Task prompt. Report every line in the listing below where the string "London" shows up.

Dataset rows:

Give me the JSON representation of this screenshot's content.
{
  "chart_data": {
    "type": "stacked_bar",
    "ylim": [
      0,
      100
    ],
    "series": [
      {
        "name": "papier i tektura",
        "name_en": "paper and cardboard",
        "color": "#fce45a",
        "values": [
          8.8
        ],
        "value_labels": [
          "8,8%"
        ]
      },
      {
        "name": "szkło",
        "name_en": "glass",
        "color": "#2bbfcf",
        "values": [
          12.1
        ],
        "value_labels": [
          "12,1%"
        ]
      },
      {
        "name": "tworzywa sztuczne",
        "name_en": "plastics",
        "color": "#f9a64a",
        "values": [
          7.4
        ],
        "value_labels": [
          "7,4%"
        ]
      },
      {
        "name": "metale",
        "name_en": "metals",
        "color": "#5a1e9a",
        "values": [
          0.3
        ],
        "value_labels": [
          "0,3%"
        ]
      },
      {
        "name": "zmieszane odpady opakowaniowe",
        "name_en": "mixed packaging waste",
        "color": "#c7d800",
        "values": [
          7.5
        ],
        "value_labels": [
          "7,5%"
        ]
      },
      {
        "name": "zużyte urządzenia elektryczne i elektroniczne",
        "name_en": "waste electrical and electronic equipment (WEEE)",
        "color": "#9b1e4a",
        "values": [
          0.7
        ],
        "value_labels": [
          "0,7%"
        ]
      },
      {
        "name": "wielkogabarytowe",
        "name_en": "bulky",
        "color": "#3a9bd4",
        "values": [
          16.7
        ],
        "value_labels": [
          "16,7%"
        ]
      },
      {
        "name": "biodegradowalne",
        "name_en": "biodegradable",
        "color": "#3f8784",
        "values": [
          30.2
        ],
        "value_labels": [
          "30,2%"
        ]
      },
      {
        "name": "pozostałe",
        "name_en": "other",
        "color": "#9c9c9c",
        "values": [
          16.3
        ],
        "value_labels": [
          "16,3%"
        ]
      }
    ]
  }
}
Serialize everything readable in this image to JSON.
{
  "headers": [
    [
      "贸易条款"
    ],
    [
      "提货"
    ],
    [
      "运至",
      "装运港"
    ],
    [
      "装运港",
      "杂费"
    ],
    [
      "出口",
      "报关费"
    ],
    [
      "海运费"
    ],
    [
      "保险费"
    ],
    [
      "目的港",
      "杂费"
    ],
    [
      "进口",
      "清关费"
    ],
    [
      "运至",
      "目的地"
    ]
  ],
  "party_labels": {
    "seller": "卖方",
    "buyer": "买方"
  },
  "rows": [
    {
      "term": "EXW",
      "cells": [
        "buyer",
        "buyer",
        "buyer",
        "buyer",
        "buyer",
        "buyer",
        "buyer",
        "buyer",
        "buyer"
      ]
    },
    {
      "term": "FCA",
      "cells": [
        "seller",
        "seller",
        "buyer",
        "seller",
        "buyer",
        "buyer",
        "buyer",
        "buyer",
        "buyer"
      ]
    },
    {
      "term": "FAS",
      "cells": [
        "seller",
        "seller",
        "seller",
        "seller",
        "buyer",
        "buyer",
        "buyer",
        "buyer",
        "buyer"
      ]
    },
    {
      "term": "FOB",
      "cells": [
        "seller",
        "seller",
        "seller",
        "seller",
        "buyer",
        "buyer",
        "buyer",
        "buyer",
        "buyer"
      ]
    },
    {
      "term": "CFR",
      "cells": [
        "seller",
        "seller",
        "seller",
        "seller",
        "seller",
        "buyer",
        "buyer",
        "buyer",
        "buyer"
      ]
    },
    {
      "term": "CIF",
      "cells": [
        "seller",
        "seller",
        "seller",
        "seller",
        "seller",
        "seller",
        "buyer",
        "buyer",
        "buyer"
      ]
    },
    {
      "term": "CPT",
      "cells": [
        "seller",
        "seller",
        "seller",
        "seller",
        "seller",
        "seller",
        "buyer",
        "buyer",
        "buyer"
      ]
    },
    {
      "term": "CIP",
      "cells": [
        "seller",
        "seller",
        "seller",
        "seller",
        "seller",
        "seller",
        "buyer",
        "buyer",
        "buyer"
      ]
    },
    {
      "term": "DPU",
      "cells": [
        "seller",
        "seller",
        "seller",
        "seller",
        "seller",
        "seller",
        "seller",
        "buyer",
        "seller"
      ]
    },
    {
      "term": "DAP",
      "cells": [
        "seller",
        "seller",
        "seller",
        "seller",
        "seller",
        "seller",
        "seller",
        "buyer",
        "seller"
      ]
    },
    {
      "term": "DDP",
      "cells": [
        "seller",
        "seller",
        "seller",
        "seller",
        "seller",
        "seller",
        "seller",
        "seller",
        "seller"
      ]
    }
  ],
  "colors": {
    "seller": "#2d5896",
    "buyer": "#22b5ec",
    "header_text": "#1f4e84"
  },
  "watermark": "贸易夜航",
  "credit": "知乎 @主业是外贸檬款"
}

--

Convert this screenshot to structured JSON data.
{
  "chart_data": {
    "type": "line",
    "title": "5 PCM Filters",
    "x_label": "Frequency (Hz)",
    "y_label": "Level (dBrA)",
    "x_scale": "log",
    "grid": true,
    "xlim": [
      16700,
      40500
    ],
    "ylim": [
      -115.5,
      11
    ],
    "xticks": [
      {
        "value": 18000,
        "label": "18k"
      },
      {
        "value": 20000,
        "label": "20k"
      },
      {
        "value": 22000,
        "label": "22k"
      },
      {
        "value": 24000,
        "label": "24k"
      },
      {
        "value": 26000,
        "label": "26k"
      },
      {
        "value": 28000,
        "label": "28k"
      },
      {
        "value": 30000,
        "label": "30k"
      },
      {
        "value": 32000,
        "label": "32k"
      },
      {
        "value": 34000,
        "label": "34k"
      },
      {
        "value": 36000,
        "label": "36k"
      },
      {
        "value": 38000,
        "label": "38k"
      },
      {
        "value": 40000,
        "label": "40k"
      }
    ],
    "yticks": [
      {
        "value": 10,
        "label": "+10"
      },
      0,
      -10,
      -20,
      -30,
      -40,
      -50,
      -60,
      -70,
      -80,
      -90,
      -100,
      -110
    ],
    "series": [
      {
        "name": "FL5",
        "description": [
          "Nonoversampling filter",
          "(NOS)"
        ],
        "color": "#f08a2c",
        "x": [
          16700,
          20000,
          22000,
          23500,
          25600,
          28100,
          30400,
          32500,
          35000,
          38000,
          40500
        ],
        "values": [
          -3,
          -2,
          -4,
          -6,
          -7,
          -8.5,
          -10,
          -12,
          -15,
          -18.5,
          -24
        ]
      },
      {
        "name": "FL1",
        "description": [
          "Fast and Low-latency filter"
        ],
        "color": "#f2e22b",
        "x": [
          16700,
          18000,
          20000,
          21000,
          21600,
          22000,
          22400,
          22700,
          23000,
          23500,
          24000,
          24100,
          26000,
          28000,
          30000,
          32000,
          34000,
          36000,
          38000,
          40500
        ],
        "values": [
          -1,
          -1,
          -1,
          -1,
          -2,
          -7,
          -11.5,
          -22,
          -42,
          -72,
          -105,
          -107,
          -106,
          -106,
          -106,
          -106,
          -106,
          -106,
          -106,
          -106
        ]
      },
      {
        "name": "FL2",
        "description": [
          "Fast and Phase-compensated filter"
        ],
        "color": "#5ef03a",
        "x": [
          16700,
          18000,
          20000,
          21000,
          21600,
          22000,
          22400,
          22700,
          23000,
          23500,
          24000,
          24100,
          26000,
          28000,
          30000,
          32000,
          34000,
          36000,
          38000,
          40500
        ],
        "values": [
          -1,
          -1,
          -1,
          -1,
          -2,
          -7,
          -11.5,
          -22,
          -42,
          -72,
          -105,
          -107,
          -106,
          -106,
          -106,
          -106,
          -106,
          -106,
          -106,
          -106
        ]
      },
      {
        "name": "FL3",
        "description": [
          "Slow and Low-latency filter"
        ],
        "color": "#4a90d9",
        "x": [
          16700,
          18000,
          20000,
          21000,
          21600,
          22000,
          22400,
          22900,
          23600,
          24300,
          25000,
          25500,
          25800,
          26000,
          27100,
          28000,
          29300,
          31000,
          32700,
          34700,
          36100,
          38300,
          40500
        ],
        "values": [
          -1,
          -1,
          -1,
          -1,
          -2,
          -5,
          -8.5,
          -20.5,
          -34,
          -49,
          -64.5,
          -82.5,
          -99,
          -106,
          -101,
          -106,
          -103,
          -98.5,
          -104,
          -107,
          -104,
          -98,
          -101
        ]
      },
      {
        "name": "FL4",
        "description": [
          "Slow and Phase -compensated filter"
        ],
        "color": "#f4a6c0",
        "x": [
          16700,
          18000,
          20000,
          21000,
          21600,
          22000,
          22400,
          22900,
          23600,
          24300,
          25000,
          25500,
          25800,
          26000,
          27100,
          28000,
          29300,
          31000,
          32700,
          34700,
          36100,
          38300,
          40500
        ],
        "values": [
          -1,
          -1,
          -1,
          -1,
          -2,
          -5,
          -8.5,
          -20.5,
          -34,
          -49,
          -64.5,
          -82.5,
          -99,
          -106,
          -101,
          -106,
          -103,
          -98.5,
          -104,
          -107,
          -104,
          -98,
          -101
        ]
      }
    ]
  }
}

==

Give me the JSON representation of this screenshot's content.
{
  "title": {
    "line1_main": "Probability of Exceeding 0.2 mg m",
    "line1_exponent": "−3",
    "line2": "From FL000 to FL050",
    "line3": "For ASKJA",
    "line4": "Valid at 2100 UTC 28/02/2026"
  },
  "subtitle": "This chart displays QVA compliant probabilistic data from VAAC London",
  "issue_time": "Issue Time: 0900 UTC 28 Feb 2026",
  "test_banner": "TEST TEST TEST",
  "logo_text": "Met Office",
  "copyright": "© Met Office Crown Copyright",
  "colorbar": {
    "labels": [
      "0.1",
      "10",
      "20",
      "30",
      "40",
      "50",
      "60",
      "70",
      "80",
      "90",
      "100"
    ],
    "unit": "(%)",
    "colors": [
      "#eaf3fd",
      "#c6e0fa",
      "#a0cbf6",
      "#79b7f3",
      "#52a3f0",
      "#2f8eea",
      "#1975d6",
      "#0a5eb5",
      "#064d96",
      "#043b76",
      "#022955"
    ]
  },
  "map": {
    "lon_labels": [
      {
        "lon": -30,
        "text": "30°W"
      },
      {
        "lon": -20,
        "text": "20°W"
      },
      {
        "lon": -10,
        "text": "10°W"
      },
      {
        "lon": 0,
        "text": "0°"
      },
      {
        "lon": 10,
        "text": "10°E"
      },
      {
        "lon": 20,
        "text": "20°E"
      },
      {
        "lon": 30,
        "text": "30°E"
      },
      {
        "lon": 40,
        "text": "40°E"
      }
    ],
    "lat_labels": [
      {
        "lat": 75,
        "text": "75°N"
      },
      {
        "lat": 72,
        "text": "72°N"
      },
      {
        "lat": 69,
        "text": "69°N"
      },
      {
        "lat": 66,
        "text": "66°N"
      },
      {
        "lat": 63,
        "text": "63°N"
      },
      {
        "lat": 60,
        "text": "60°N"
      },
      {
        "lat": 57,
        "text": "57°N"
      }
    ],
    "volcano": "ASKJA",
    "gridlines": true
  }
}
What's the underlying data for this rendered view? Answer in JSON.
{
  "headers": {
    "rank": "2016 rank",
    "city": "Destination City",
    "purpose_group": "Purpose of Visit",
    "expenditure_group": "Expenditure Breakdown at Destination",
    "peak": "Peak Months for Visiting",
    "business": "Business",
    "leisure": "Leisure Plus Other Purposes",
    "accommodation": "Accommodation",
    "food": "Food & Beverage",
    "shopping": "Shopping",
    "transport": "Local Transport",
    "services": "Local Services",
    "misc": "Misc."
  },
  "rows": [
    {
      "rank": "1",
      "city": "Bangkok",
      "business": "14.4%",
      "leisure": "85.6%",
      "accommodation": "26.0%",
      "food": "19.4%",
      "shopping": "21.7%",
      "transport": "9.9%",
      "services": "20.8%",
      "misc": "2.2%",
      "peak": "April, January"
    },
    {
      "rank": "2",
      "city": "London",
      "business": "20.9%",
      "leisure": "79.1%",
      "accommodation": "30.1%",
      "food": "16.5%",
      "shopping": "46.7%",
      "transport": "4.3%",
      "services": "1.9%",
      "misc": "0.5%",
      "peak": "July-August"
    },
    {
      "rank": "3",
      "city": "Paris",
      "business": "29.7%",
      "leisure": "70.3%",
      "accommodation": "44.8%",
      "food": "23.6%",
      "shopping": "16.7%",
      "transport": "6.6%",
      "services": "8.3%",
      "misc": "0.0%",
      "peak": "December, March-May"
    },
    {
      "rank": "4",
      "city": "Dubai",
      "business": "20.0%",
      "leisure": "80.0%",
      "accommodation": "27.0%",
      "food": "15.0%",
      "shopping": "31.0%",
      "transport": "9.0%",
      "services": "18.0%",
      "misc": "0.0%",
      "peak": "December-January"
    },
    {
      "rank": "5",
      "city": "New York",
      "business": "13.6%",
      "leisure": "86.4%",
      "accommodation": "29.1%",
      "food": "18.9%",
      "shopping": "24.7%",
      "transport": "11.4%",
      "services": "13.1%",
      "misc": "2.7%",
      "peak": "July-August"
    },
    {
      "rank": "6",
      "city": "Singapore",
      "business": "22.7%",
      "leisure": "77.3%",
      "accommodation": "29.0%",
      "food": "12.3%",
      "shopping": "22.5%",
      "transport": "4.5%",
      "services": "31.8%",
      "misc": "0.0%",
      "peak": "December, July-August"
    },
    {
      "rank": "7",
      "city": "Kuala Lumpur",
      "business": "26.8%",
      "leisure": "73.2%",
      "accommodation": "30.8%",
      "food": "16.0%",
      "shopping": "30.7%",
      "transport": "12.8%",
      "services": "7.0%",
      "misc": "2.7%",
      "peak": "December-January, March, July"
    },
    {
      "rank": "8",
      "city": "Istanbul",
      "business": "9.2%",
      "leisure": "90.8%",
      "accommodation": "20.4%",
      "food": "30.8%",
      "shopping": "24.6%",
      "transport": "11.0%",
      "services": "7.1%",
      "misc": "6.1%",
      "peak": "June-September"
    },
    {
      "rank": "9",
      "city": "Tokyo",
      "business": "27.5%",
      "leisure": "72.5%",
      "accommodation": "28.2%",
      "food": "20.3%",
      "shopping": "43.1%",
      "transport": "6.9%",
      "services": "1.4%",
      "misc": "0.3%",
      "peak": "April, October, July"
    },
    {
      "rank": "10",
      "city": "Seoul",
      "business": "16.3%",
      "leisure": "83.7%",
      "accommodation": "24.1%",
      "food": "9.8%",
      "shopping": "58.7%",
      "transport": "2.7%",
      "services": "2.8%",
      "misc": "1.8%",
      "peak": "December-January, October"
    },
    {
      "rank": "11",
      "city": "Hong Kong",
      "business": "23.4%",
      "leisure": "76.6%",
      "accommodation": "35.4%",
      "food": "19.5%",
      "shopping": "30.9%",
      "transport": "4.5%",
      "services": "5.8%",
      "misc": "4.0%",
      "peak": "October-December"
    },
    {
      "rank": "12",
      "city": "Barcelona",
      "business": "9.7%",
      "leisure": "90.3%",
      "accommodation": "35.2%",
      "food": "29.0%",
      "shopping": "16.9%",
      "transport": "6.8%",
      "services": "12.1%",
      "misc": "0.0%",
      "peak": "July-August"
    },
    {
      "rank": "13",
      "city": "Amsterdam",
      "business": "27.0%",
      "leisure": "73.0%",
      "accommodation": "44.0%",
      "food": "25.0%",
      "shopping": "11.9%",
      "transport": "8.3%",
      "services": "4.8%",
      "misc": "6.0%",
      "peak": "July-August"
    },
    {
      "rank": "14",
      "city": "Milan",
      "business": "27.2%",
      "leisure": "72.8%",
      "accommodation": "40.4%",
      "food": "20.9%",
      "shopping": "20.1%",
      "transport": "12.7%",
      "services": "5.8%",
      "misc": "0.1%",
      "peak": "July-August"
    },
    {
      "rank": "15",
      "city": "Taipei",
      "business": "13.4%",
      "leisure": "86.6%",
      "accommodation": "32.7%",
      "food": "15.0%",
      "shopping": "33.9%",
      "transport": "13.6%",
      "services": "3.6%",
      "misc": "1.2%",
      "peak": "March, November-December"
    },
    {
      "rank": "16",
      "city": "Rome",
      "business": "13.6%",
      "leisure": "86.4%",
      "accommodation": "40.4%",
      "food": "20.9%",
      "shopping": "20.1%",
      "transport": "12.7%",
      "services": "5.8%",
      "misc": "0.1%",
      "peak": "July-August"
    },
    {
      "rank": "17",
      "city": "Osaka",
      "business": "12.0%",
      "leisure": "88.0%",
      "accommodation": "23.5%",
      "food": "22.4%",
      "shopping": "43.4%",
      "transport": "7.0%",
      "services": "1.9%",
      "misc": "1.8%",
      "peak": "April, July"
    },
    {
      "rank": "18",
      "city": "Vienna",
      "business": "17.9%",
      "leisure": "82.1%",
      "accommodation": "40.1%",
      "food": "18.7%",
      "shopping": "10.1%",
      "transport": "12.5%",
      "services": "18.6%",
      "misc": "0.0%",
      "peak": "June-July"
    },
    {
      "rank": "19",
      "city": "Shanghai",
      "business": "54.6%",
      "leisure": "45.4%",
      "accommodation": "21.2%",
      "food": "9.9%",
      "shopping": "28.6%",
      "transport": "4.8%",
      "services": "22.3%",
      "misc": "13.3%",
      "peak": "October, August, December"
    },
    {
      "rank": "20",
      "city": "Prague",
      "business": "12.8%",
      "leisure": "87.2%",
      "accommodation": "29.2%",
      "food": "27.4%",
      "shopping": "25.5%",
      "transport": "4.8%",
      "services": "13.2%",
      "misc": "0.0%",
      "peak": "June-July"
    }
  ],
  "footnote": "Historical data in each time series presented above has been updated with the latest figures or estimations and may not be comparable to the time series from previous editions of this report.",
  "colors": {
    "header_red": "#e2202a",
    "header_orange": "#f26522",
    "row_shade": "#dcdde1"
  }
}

Final result.
  "subtitle": "This chart displays QVA compliant probabilistic data from VAAC London",
      "city": "London",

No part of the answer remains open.